[Extracted records]
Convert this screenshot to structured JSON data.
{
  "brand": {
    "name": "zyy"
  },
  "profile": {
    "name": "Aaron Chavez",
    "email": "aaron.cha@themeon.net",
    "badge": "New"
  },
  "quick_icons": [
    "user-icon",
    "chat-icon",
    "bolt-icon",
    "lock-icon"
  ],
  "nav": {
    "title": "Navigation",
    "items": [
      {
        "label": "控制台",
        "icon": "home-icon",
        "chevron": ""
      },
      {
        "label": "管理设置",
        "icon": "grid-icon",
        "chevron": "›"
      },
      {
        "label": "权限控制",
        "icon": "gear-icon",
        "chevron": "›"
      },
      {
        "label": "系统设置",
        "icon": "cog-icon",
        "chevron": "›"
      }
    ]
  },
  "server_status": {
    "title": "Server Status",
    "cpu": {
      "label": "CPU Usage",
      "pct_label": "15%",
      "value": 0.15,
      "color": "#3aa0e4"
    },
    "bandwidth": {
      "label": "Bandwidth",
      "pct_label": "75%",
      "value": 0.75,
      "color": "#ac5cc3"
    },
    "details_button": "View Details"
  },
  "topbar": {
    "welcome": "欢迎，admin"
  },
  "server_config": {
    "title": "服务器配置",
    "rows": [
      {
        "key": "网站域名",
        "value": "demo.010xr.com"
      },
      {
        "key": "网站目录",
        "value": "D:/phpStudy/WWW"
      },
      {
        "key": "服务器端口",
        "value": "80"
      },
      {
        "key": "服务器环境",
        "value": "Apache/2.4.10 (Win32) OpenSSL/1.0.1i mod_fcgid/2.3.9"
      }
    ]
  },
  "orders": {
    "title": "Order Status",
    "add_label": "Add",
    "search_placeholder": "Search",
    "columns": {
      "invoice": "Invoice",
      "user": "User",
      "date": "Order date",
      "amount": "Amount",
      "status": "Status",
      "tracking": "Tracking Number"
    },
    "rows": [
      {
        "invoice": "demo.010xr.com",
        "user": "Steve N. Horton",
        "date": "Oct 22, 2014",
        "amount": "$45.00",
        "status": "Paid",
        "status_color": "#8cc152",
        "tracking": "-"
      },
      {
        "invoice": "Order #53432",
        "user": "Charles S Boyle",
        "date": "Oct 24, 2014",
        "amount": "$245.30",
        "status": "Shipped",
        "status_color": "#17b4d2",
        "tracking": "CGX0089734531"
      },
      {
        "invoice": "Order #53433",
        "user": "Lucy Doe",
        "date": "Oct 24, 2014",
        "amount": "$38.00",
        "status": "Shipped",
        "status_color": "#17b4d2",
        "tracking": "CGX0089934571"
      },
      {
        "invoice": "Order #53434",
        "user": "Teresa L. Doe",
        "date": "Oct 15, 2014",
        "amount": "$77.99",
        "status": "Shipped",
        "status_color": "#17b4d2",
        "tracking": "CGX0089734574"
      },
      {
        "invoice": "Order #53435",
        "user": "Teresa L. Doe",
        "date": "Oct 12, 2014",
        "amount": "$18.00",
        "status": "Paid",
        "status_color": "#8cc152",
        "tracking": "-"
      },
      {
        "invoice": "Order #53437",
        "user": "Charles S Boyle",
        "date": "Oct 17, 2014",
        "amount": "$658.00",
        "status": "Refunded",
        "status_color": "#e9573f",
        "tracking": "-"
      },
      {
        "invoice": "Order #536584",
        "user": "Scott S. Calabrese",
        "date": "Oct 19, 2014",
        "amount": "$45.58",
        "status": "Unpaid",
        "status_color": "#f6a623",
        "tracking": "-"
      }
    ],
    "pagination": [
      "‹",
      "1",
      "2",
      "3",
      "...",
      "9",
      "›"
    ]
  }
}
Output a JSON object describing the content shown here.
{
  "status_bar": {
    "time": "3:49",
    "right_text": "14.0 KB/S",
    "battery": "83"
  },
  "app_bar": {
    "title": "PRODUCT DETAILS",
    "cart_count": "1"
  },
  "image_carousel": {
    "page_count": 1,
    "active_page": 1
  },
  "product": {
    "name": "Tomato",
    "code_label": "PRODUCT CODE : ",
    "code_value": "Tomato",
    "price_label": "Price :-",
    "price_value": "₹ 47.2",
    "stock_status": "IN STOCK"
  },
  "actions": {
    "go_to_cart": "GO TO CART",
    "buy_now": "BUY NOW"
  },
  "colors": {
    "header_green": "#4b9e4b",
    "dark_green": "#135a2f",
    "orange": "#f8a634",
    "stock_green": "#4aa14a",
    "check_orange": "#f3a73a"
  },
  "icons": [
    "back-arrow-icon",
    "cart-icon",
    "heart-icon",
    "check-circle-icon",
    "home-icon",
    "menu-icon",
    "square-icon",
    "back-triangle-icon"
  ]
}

▸ Stated goal
Make an exact copy of the material above.

▸ Solution
Convert this screenshot to structured JSON data.
{
  "brand": {
    "name": "zyy"
  },
  "profile": {
    "name": "Aaron Chavez",
    "email": "aaron.cha@themeon.net",
    "badge": "New"
  },
  "quick_icons": [
    "user-icon",
    "chat-icon",
    "bolt-icon",
    "lock-icon"
  ],
  "nav": {
    "title": "Navigation",
    "items": [
      {
        "label": "控制台",
        "icon": "home-icon",
        "chevron": ""
      },
      {
        "label": "管理设置",
        "icon": "grid-icon",
        "chevron": "›"
      },
      {
        "label": "权限控制",
        "icon": "gear-icon",
        "chevron": "›"
      },
      {
        "label": "系统设置",
        "icon": "cog-icon",
        "chevron": "›"
      }
    ]
  },
  "server_status": {
    "title": "Server Status",
    "cpu": {
      "label": "CPU Usage",
      "pct_label": "15%",
      "value": 0.15,
      "color": "#3aa0e4"
    },
    "bandwidth": {
      "label": "Bandwidth",
      "pct_label": "75%",
      "value": 0.75,
      "color": "#ac5cc3"
    },
    "details_button": "View Details"
  },
  "topbar": {
    "welcome": "欢迎，admin"
  },
  "server_config": {
    "title": "服务器配置",
    "rows": [
      {
        "key": "网站域名",
        "value": "demo.010xr.com"
      },
      {
        "key": "网站目录",
        "value": "D:/phpStudy/WWW"
      },
      {
        "key": "服务器端口",
        "value": "80"
      },
      {
        "key": "服务器环境",
        "value": "Apache/2.4.10 (Win32) OpenSSL/1.0.1i mod_fcgid/2.3.9"
      }
    ]
  },
  "orders": {
    "title": "Order Status",
    "add_label": "Add",
    "search_placeholder": "Search",
    "columns": {
      "invoice": "Invoice",
      "user": "User",
      "date": "Order date",
      "amount": "Amount",
      "status": "Status",
      "tracking": "Tracking Number"
    },
    "rows": [
      {
        "invoice": "demo.010xr.com",
        "user": "Steve N. Horton",
        "date": "Oct 22, 2014",
        "amount": "$45.00",
        "status": "Paid",
        "status_color": "#8cc152",
        "tracking": "-"
      },
      {
        "invoice": "Order #53432",
        "user": "Charles S Boyle",
        "date": "Oct 24, 2014",
        "amount": "$245.30",
        "status": "Shipped",
        "status_color": "#17b4d2",
        "tracking": "CGX0089734531"
      },
      {
        "invoice": "Order #53433",
        "user": "Lucy Doe",
        "date": "Oct 24, 2014",
        "amount": "$38.00",
        "status": "Shipped",
        "status_color": "#17b4d2",
        "tracking": "CGX0089934571"
      },
      {
        "invoice": "Order #53434",
        "user": "Teresa L. Doe",
        "date": "Oct 15, 2014",
        "amount": "$77.99",
        "status": "Shipped",
        "status_color": "#17b4d2",
        "tracking": "CGX0089734574"
      },
      {
        "invoice": "Order #53435",
        "user": "Teresa L. Doe",
        "date": "Oct 12, 2014",
        "amount": "$18.00",
        "status": "Paid",
        "status_color": "#8cc152",
        "tracking": "-"
      },
      {
        "invoice": "Order #53437",
        "user": "Charles S Boyle",
        "date": "Oct 17, 2014",
        "amount": "$658.00",
        "status": "Refunded",
        "status_color": "#e9573f",
        "tracking": "-"
      },
      {
        "invoice": "Order #536584",
        "user": "Scott S. Calabrese",
        "date": "Oct 19, 2014",
        "amount": "$45.58",
        "status": "Unpaid",
        "status_color": "#f6a623",
        "tracking": "-"
      }
    ],
    "pagination": [
      "‹",
      "1",
      "2",
      "3",
      "...",
      "9",
      "›"
    ]
  }
}
Output a JSON object describing the content shown here.
{
  "status_bar": {
    "time": "3:49",
    "right_text": "14.0 KB/S",
    "battery": "83"
  },
  "app_bar": {
    "title": "PRODUCT DETAILS",
    "cart_count": "1"
  },
  "image_carousel": {
    "page_count": 1,
    "active_page": 1
  },
  "product": {
    "name": "Tomato",
    "code_label": "PRODUCT CODE : ",
    "code_value": "Tomato",
    "price_label": "Price :-",
    "price_value": "₹ 47.2",
    "stock_status": "IN STOCK"
  },
  "actions": {
    "go_to_cart": "GO TO CART",
    "buy_now": "BUY NOW"
  },
  "colors": {
    "header_green": "#4b9e4b",
    "dark_green": "#135a2f",
    "orange": "#f8a634",
    "stock_green": "#4aa14a",
    "check_orange": "#f3a73a"
  },
  "icons": [
    "back-arrow-icon",
    "cart-icon",
    "heart-icon",
    "check-circle-icon",
    "home-icon",
    "menu-icon",
    "square-icon",
    "back-triangle-icon"
  ]
}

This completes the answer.